Stored records:
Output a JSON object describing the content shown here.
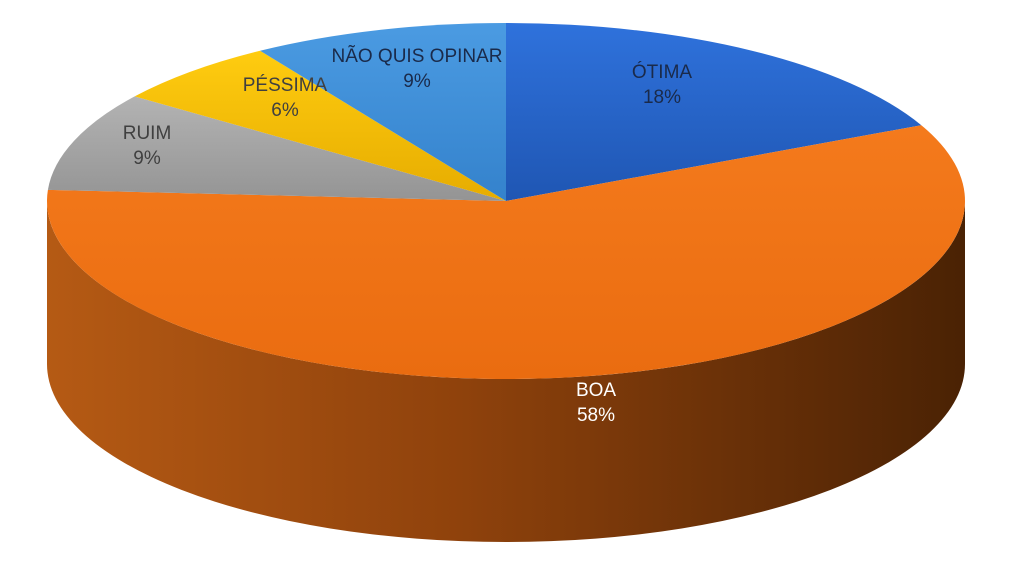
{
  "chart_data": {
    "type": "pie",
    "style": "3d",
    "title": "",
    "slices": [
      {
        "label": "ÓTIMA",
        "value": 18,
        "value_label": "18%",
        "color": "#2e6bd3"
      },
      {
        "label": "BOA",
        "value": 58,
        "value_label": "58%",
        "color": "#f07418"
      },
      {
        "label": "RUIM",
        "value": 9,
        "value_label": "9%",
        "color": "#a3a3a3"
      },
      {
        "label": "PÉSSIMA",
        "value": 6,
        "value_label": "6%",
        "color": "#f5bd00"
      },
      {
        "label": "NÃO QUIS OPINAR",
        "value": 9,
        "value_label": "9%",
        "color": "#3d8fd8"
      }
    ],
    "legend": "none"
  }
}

Exercise:
In the entries above, identify every line with the word "color". Copy those lines.

Exercise response:
        "color": "#2e6bd3"
        "color": "#f07418"
        "color": "#a3a3a3"
        "color": "#f5bd00"
        "color": "#3d8fd8"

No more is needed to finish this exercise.